====== Excerpted data
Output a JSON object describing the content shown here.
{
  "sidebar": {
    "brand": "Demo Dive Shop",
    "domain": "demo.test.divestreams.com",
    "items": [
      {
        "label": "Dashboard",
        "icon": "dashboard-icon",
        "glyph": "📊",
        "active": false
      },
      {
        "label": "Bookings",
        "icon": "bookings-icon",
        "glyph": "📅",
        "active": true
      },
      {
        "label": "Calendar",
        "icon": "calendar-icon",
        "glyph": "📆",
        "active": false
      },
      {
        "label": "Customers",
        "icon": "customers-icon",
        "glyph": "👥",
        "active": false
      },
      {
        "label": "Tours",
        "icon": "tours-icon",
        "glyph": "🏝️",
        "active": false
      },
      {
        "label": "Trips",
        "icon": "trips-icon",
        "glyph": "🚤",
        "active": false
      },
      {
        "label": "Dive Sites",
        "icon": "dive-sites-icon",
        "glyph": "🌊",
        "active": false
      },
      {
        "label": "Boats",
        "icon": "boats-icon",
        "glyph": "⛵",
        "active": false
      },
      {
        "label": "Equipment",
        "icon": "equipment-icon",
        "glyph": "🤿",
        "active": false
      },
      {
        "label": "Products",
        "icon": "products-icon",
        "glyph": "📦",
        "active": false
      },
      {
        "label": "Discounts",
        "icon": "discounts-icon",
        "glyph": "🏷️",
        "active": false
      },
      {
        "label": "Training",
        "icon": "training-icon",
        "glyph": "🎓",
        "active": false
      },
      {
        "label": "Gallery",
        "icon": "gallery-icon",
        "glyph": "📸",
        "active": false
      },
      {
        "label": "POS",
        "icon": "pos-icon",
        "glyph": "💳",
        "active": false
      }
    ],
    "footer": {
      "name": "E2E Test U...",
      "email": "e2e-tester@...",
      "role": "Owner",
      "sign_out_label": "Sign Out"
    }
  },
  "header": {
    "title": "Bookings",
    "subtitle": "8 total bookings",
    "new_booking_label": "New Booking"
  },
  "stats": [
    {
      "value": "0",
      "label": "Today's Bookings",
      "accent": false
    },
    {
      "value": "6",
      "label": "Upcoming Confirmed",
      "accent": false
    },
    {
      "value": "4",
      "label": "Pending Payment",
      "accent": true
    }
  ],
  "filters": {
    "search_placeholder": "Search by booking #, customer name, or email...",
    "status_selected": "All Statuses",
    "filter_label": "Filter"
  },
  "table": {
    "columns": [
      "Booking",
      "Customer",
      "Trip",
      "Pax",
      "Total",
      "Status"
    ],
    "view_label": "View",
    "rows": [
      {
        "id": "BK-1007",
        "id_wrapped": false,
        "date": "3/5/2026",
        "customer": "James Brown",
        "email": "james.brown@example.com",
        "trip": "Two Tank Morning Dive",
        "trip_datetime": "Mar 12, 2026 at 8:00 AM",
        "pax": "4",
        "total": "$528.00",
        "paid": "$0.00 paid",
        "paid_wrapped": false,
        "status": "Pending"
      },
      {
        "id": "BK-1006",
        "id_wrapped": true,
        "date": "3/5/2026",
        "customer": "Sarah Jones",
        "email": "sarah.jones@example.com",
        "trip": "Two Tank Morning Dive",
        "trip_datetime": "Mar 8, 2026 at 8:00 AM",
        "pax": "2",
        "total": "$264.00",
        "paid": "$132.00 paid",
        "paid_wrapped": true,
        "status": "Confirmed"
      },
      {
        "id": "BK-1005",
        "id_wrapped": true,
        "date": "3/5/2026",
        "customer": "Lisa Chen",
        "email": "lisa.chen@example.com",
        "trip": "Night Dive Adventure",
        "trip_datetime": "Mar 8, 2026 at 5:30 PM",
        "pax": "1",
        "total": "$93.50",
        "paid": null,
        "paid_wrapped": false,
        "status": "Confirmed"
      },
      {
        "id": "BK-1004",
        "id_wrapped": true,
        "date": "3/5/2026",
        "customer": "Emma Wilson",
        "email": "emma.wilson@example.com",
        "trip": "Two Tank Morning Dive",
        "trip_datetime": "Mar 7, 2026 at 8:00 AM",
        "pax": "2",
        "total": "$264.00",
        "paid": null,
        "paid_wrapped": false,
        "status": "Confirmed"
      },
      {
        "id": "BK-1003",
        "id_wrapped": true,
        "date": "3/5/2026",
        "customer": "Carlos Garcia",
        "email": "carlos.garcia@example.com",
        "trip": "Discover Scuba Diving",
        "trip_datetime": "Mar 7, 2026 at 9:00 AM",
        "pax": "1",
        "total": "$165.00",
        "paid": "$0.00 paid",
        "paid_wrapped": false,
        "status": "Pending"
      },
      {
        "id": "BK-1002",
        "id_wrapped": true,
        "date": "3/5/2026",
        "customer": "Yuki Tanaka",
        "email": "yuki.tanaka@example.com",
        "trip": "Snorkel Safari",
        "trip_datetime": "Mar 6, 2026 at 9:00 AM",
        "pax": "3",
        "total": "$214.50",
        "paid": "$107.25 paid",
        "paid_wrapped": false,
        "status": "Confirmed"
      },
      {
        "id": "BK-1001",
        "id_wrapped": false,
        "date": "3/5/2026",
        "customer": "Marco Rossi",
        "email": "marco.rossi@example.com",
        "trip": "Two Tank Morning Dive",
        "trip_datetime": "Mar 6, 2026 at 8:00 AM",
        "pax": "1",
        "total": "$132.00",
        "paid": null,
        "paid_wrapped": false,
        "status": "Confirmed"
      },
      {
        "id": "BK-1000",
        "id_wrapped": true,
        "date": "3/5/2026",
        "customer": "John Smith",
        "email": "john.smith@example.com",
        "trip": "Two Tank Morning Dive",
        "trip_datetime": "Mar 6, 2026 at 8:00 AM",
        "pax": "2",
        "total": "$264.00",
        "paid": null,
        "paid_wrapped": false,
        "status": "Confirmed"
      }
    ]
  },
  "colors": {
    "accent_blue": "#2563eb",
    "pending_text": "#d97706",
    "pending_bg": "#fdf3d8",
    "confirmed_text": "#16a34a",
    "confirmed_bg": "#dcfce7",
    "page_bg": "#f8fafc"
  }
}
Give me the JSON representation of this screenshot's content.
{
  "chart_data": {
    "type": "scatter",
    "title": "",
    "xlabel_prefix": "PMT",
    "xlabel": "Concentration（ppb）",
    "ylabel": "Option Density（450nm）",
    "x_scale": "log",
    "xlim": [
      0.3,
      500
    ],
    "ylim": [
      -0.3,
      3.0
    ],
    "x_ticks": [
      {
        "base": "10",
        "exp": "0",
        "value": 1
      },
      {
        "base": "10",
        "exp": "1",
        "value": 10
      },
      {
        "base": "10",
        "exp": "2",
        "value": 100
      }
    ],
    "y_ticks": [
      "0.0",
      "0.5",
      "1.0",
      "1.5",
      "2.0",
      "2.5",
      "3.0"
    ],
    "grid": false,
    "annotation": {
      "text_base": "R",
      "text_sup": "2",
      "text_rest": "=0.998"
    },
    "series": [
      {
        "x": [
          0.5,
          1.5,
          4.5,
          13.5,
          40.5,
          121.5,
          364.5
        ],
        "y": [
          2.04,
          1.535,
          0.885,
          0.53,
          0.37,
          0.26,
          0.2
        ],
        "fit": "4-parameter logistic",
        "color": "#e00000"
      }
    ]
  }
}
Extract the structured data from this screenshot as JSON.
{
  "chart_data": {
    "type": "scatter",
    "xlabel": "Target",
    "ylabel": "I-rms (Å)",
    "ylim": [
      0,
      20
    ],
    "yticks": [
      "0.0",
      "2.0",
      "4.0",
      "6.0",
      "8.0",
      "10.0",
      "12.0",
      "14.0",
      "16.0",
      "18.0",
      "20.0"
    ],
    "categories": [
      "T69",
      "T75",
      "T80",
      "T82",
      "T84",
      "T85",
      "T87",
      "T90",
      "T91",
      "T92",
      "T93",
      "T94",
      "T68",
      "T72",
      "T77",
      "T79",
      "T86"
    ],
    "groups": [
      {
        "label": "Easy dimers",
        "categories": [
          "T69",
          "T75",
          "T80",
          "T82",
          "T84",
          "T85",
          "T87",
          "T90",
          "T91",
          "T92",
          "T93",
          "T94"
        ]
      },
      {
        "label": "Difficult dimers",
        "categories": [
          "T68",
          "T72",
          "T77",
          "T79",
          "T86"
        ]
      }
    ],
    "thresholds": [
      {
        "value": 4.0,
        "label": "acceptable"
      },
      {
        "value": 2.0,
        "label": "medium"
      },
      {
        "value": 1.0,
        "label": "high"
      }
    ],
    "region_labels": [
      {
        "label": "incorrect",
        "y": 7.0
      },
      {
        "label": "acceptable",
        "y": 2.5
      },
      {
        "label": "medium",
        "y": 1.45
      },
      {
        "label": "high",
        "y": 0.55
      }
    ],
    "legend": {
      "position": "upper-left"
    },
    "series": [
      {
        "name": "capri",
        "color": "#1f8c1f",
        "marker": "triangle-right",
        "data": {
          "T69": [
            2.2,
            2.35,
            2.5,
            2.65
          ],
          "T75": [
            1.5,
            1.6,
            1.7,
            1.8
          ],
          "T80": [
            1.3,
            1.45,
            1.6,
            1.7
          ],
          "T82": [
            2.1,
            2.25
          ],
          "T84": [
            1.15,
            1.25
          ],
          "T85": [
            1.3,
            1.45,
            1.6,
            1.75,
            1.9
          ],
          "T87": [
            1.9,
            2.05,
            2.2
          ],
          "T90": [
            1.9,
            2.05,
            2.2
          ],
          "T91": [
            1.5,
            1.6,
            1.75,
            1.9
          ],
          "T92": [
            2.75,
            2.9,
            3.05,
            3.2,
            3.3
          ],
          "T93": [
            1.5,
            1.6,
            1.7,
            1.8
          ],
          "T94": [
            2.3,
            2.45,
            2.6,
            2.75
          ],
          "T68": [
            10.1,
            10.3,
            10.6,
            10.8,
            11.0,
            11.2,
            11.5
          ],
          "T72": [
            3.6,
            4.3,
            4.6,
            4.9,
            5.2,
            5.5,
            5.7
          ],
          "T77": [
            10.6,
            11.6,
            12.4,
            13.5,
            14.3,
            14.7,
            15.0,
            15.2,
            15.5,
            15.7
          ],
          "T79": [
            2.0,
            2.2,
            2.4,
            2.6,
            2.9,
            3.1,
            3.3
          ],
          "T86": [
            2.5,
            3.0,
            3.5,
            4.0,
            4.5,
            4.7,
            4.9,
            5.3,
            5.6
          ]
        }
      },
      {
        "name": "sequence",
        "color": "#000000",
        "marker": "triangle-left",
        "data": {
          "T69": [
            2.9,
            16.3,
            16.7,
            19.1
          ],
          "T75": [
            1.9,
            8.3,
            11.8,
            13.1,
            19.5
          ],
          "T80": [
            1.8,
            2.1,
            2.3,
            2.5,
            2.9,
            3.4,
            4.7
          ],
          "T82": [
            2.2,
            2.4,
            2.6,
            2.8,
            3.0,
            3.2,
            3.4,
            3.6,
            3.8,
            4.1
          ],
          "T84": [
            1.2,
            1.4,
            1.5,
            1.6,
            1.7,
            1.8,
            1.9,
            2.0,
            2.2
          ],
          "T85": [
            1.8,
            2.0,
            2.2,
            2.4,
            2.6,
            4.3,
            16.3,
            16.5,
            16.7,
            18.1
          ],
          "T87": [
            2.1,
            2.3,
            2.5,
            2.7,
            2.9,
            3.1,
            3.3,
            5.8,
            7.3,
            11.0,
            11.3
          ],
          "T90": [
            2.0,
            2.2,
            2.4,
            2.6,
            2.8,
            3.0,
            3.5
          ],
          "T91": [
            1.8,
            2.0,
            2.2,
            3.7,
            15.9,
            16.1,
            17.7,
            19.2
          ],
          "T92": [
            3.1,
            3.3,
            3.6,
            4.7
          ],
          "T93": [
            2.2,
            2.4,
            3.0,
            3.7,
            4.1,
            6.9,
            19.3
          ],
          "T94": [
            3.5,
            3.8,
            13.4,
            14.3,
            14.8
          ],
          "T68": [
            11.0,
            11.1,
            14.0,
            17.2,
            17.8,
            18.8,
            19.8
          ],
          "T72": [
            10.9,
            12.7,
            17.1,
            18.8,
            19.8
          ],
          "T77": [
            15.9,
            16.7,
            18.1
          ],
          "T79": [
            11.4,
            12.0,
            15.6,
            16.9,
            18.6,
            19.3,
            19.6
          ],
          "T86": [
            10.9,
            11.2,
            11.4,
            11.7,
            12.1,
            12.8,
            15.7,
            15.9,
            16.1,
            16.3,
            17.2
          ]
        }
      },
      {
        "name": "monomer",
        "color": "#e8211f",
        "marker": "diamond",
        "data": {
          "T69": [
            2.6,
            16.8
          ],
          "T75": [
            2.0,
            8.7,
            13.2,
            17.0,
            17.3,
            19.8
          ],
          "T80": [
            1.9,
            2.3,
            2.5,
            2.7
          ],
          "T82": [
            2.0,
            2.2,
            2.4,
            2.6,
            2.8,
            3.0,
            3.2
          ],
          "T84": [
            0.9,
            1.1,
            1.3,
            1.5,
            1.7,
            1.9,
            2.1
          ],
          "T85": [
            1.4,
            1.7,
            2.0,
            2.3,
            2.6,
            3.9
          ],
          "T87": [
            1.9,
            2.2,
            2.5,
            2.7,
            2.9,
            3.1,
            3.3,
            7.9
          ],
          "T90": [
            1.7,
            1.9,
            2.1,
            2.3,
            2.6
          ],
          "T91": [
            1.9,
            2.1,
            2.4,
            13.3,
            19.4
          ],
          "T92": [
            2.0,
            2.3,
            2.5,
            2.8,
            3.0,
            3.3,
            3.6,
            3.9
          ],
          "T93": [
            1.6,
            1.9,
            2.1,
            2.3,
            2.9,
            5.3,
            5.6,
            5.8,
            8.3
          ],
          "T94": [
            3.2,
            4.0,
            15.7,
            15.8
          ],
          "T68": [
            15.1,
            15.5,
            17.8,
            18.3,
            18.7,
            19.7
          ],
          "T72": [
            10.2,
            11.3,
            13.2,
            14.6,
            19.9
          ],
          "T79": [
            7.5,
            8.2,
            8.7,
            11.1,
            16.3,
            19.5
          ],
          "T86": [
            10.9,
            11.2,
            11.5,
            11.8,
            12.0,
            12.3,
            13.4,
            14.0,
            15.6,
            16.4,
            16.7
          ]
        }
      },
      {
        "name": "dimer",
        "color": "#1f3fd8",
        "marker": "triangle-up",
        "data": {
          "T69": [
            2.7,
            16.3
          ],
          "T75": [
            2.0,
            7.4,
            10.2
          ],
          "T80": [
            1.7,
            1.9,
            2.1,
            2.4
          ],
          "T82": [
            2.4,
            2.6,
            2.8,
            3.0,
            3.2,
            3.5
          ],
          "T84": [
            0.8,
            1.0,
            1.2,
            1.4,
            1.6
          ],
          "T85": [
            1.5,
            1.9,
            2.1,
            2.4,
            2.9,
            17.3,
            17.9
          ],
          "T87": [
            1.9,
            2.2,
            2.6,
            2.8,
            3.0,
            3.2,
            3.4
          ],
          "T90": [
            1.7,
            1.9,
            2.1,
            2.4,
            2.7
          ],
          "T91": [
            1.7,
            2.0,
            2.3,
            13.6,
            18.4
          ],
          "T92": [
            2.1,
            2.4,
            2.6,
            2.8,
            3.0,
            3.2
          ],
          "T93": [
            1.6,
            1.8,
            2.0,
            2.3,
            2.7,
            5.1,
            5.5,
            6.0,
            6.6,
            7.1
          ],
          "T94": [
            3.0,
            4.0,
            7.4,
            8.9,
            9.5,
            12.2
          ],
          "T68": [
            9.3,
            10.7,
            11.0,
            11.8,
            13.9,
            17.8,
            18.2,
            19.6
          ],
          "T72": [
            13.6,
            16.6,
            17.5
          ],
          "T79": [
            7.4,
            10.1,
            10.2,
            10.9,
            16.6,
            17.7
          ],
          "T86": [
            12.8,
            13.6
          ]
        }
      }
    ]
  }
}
============
Task description: Return only those lines of the records that contain the string "name".

Correct response:
      "name": "E2E Test U...",
    "search_placeholder": "Search by booking #, customer name, or email...",
        "name": "capri",
        "name": "sequence",
        "name": "monomer",
        "name": "dimer",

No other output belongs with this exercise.